● **Written problem**
From the listing below, pick out each line with the word "application".

● **Task input**
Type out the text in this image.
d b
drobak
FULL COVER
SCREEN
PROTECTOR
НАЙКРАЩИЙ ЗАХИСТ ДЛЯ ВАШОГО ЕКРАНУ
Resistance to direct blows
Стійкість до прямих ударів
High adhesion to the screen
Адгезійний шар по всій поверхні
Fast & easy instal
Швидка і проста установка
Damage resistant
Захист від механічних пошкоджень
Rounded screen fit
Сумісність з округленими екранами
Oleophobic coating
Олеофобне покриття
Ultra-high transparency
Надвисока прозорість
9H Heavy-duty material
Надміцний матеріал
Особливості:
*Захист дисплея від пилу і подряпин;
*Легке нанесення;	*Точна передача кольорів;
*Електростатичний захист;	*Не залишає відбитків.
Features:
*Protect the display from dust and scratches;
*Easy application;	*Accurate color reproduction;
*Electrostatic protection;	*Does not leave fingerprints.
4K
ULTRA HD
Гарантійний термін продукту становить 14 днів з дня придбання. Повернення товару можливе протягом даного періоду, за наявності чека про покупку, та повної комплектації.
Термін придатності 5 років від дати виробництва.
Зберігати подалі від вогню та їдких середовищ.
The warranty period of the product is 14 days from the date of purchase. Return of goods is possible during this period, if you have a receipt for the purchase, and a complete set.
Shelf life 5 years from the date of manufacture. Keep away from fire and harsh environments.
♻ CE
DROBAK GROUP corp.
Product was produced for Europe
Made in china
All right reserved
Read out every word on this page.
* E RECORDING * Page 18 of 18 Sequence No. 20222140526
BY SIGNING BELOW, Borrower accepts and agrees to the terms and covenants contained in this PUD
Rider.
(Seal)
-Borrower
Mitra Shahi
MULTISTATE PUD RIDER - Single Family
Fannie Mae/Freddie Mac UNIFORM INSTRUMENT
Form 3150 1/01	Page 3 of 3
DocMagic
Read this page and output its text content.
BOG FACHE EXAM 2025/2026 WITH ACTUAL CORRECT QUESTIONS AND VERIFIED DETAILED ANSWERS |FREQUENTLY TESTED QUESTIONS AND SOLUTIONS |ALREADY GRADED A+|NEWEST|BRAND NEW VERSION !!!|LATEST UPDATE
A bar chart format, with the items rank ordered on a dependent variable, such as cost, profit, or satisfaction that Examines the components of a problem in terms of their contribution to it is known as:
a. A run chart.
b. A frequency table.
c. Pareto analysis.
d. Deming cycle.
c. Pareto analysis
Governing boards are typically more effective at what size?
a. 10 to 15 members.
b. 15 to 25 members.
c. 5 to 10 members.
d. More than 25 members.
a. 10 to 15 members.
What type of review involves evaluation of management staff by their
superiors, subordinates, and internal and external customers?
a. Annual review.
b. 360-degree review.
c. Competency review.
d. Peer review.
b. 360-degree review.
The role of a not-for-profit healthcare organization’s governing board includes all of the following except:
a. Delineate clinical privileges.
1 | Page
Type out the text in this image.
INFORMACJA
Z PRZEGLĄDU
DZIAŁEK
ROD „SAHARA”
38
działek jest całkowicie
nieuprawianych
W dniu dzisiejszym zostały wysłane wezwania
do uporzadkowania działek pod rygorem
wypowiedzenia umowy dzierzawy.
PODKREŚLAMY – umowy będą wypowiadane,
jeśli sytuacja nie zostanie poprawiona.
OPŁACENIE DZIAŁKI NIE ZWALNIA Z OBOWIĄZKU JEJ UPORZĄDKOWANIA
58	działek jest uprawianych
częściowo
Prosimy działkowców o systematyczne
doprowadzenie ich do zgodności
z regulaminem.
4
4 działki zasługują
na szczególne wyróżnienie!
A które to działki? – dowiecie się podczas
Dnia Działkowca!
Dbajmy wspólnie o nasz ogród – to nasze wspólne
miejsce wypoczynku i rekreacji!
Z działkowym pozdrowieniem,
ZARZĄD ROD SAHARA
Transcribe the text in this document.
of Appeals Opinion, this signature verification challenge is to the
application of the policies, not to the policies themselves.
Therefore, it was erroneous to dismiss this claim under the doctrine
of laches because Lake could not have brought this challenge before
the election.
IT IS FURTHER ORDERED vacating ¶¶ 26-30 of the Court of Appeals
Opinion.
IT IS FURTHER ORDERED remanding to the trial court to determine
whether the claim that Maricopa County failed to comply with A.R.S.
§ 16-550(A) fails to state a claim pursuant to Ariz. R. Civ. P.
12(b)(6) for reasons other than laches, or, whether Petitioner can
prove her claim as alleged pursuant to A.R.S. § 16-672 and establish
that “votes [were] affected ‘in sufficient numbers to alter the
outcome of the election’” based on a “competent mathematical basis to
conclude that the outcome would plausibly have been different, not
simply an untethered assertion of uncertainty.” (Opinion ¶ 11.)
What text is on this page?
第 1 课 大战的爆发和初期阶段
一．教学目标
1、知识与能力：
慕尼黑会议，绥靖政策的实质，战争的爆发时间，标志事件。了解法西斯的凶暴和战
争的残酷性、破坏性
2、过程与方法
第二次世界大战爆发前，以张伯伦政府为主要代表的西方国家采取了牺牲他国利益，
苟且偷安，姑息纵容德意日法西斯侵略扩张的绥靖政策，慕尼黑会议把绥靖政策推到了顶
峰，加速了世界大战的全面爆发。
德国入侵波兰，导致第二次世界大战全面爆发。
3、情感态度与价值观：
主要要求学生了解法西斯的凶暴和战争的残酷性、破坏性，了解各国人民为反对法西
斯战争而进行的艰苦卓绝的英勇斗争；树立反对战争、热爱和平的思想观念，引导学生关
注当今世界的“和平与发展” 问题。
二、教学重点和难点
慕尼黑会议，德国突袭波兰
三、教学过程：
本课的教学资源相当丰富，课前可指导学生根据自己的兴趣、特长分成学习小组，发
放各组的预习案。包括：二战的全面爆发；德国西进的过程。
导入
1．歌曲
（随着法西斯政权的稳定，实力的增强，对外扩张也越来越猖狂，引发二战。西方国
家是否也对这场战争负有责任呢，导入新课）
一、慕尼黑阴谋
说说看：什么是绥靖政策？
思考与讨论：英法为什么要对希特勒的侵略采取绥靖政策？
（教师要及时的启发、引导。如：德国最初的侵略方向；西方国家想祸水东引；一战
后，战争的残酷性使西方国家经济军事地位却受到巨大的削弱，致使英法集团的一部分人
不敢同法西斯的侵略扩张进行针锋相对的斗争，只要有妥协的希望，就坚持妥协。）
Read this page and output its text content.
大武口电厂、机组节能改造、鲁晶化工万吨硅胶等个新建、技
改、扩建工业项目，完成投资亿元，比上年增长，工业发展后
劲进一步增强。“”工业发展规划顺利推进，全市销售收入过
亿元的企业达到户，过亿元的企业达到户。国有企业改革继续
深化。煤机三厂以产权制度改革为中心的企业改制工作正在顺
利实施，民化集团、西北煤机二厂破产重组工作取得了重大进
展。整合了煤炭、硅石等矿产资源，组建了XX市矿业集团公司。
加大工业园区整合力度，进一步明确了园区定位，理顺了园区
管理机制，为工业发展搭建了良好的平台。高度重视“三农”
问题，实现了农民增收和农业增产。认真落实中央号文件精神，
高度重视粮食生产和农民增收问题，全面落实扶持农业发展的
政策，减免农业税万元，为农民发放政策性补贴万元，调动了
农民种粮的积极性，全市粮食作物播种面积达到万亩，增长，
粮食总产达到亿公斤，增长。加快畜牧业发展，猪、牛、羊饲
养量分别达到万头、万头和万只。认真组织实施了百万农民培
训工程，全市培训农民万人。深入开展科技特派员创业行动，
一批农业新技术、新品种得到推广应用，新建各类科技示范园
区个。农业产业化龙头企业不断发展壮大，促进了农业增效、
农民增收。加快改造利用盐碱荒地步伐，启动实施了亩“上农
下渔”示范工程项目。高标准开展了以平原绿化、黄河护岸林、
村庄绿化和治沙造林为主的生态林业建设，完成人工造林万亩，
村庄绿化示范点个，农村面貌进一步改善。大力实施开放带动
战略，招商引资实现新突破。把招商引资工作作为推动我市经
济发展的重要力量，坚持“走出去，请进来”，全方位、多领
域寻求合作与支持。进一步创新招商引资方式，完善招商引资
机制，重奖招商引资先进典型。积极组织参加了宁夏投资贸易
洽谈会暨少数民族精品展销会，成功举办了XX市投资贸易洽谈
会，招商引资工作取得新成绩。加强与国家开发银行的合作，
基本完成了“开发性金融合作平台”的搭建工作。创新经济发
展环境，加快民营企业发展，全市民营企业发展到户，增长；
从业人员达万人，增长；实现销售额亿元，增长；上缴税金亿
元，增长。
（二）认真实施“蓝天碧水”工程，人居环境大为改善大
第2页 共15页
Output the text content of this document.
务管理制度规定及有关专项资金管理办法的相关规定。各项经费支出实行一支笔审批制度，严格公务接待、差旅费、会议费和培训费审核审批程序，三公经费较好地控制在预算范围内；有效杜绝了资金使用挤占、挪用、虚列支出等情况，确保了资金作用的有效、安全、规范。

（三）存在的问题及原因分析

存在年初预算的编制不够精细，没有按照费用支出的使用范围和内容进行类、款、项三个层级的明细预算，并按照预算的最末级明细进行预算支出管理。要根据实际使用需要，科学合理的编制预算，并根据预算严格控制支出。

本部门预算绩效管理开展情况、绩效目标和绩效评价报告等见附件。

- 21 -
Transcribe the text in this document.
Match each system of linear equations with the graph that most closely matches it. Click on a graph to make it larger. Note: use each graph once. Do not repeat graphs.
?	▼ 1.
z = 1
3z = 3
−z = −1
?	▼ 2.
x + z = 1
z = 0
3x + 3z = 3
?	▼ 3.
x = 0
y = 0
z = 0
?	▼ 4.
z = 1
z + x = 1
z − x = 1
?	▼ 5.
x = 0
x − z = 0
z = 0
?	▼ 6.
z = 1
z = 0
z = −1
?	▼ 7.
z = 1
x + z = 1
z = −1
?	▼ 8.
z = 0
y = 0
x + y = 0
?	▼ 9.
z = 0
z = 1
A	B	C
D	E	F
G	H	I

● **Task result**
*Easy application;	*Accurate color reproduction;
application of the policies, not to the policies themselves.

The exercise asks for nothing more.